(Records from a collection of figures)
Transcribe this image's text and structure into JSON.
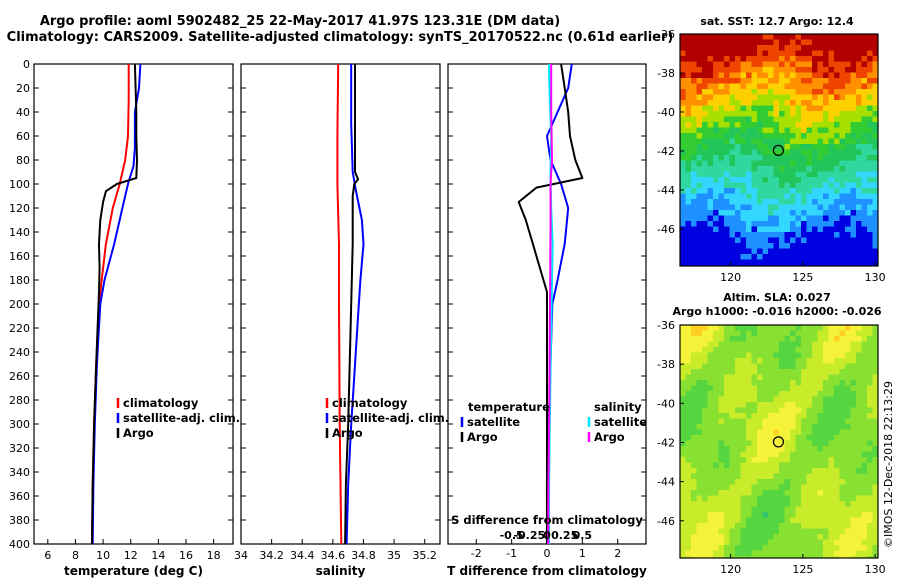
{
  "title": {
    "line1": "Argo profile: aoml 5902482_25 22-May-2017 41.97S 123.31E (DM data)",
    "line2": "Climatology: CARS2009. Satellite-adjusted climatology: synTS_20170522.nc (0.61d earlier)"
  },
  "colors": {
    "climatology": "#ff0000",
    "satellite": "#0000ff",
    "argo": "#000000",
    "satellite_s": "#00e5ff",
    "argo_s": "#ff00ff"
  },
  "depth_ticks": [
    0,
    20,
    40,
    60,
    80,
    100,
    120,
    140,
    160,
    180,
    200,
    220,
    240,
    260,
    280,
    300,
    320,
    340,
    360,
    380,
    400
  ],
  "chart_data": [
    {
      "type": "line",
      "id": "temperature",
      "xlabel": "temperature (deg C)",
      "ylabel": "depth",
      "xlim": [
        5,
        19.4
      ],
      "ylim": [
        400,
        0
      ],
      "xticks": [
        6,
        8,
        10,
        12,
        14,
        16,
        18
      ],
      "xtick_labels": [
        "6",
        "8",
        "10",
        "12",
        "14",
        "16",
        "18"
      ],
      "legend": [
        "climatology",
        "satellite-adj. clim.",
        "Argo"
      ],
      "series": [
        {
          "name": "climatology",
          "color": "#ff0000",
          "points": [
            [
              11.85,
              0
            ],
            [
              11.85,
              30
            ],
            [
              11.8,
              60
            ],
            [
              11.6,
              80
            ],
            [
              11.2,
              100
            ],
            [
              10.7,
              120
            ],
            [
              10.2,
              150
            ],
            [
              9.9,
              180
            ],
            [
              9.7,
              200
            ],
            [
              9.5,
              250
            ],
            [
              9.35,
              300
            ],
            [
              9.25,
              350
            ],
            [
              9.2,
              400
            ]
          ]
        },
        {
          "name": "satellite-adj. clim.",
          "color": "#0000ff",
          "points": [
            [
              12.7,
              0
            ],
            [
              12.6,
              20
            ],
            [
              12.3,
              40
            ],
            [
              12.3,
              70
            ],
            [
              12.2,
              85
            ],
            [
              11.8,
              100
            ],
            [
              11.4,
              120
            ],
            [
              10.8,
              150
            ],
            [
              10.1,
              180
            ],
            [
              9.8,
              200
            ],
            [
              9.55,
              250
            ],
            [
              9.4,
              300
            ],
            [
              9.3,
              350
            ],
            [
              9.25,
              400
            ]
          ]
        },
        {
          "name": "Argo",
          "color": "#000000",
          "points": [
            [
              12.3,
              0
            ],
            [
              12.35,
              20
            ],
            [
              12.4,
              40
            ],
            [
              12.4,
              60
            ],
            [
              12.45,
              80
            ],
            [
              12.4,
              95
            ],
            [
              11.0,
              100
            ],
            [
              10.2,
              106
            ],
            [
              10.0,
              115
            ],
            [
              9.8,
              130
            ],
            [
              9.7,
              150
            ],
            [
              9.75,
              170
            ],
            [
              9.7,
              190
            ],
            [
              9.5,
              250
            ],
            [
              9.35,
              300
            ],
            [
              9.25,
              350
            ],
            [
              9.2,
              400
            ]
          ]
        }
      ]
    },
    {
      "type": "line",
      "id": "salinity",
      "xlabel": "salinity",
      "ylabel": "depth",
      "xlim": [
        34,
        35.3
      ],
      "ylim": [
        400,
        0
      ],
      "xticks": [
        34,
        34.2,
        34.4,
        34.6,
        34.8,
        35,
        35.2
      ],
      "xtick_labels": [
        "34",
        "34.2",
        "34.4",
        "34.6",
        "34.8",
        "35",
        "35.2"
      ],
      "legend": [
        "climatology",
        "satellite-adj. clim.",
        "Argo"
      ],
      "series": [
        {
          "name": "climatology",
          "color": "#ff0000",
          "points": [
            [
              34.635,
              0
            ],
            [
              34.63,
              60
            ],
            [
              34.63,
              100
            ],
            [
              34.64,
              150
            ],
            [
              34.64,
              200
            ],
            [
              34.645,
              300
            ],
            [
              34.655,
              400
            ]
          ]
        },
        {
          "name": "satellite-adj. clim.",
          "color": "#0000ff",
          "points": [
            [
              34.72,
              0
            ],
            [
              34.72,
              50
            ],
            [
              34.73,
              90
            ],
            [
              34.75,
              105
            ],
            [
              34.79,
              130
            ],
            [
              34.8,
              150
            ],
            [
              34.78,
              180
            ],
            [
              34.76,
              220
            ],
            [
              34.74,
              260
            ],
            [
              34.72,
              300
            ],
            [
              34.7,
              350
            ],
            [
              34.69,
              400
            ]
          ]
        },
        {
          "name": "Argo",
          "color": "#000000",
          "points": [
            [
              34.745,
              0
            ],
            [
              34.745,
              90
            ],
            [
              34.765,
              96
            ],
            [
              34.74,
              100
            ],
            [
              34.73,
              110
            ],
            [
              34.73,
              150
            ],
            [
              34.72,
              200
            ],
            [
              34.71,
              250
            ],
            [
              34.7,
              300
            ],
            [
              34.685,
              350
            ],
            [
              34.68,
              400
            ]
          ]
        }
      ]
    },
    {
      "type": "line",
      "id": "difference",
      "xlabel": "T difference from climatology",
      "ylabel": "depth",
      "xlim": [
        -2.8,
        2.8
      ],
      "ylim": [
        400,
        0
      ],
      "xticks": [
        -2,
        -1,
        0,
        1,
        2
      ],
      "xtick_labels": [
        "-2",
        "-1",
        "0",
        "1",
        "2"
      ],
      "s_axis_label": "S difference from climatology",
      "s_ticks": [
        -0.5,
        -0.25,
        0,
        0.25,
        0.5
      ],
      "s_tick_labels": [
        "-0.5",
        "-0.25",
        "0",
        "0.25",
        "0.5"
      ],
      "legend_t_title": "temperature",
      "legend_s_title": "salinity",
      "legend_t": [
        "satellite",
        "Argo"
      ],
      "legend_s": [
        "satellite",
        "Argo"
      ],
      "series": [
        {
          "name": "T satellite",
          "color": "#0000ff",
          "points": [
            [
              0.7,
              0
            ],
            [
              0.6,
              20
            ],
            [
              0.3,
              40
            ],
            [
              0.0,
              60
            ],
            [
              0.1,
              80
            ],
            [
              0.4,
              100
            ],
            [
              0.6,
              120
            ],
            [
              0.5,
              150
            ],
            [
              0.3,
              180
            ],
            [
              0.15,
              200
            ],
            [
              0.1,
              250
            ],
            [
              0.05,
              300
            ],
            [
              0.05,
              400
            ]
          ]
        },
        {
          "name": "T Argo",
          "color": "#000000",
          "points": [
            [
              0.4,
              0
            ],
            [
              0.5,
              20
            ],
            [
              0.6,
              40
            ],
            [
              0.65,
              60
            ],
            [
              0.8,
              80
            ],
            [
              1.0,
              95
            ],
            [
              -0.3,
              103
            ],
            [
              -0.8,
              115
            ],
            [
              -0.6,
              130
            ],
            [
              -0.4,
              150
            ],
            [
              -0.2,
              170
            ],
            [
              0.0,
              190
            ],
            [
              0.0,
              250
            ],
            [
              0.0,
              300
            ],
            [
              0.0,
              400
            ]
          ]
        },
        {
          "name": "S satellite",
          "color": "#00e5ff",
          "points": [
            [
              0.05,
              0
            ],
            [
              0.08,
              30
            ],
            [
              0.12,
              60
            ],
            [
              0.1,
              90
            ],
            [
              0.12,
              120
            ],
            [
              0.16,
              150
            ],
            [
              0.14,
              180
            ],
            [
              0.12,
              220
            ],
            [
              0.1,
              260
            ],
            [
              0.08,
              300
            ],
            [
              0.06,
              350
            ],
            [
              0.05,
              400
            ]
          ]
        },
        {
          "name": "S Argo",
          "color": "#ff00ff",
          "points": [
            [
              0.12,
              0
            ],
            [
              0.12,
              40
            ],
            [
              0.14,
              80
            ],
            [
              0.1,
              100
            ],
            [
              0.1,
              140
            ],
            [
              0.09,
              180
            ],
            [
              0.08,
              220
            ],
            [
              0.07,
              260
            ],
            [
              0.06,
              300
            ],
            [
              0.04,
              350
            ],
            [
              0.03,
              400
            ]
          ]
        }
      ]
    },
    {
      "type": "heatmap",
      "id": "sst_map",
      "title": "sat. SST: 12.7 Argo: 12.4",
      "xlim": [
        116.5,
        130.2
      ],
      "ylim": [
        -47.9,
        -36
      ],
      "xticks": [
        120,
        125,
        130
      ],
      "xtick_labels": [
        "120",
        "125",
        "130"
      ],
      "yticks": [
        -36,
        -38,
        -40,
        -42,
        -44,
        -46
      ],
      "ytick_labels": [
        "-36",
        "-38",
        "-40",
        "-42",
        "-44",
        "-46"
      ],
      "marker": [
        123.31,
        -41.97
      ]
    },
    {
      "type": "heatmap",
      "id": "sla_map",
      "title_line1": "Altim. SLA: 0.027",
      "title_line2": "Argo h1000: -0.016 h2000: -0.026",
      "xlim": [
        116.5,
        130.2
      ],
      "ylim": [
        -47.9,
        -36
      ],
      "xticks": [
        120,
        125,
        130
      ],
      "xtick_labels": [
        "120",
        "125",
        "130"
      ],
      "yticks": [
        -36,
        -38,
        -40,
        -42,
        -44,
        -46
      ],
      "ytick_labels": [
        "-36",
        "-38",
        "-40",
        "-42",
        "-44",
        "-46"
      ],
      "marker": [
        123.31,
        -41.97
      ]
    }
  ],
  "credit": "©IMOS 12-Dec-2018 22:13:29"
}
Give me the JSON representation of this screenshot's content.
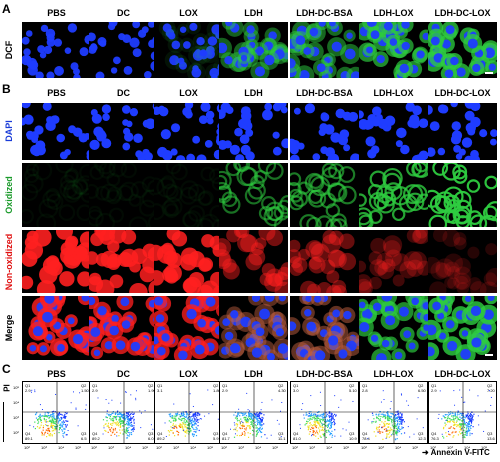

- **Task to carry out**
Filter the entries and copy out every line with the word "salinity".

- **Answer to this task**
      "id": "salinity",
      "xlabel": "salinity",
      "legend_s_title": "salinity",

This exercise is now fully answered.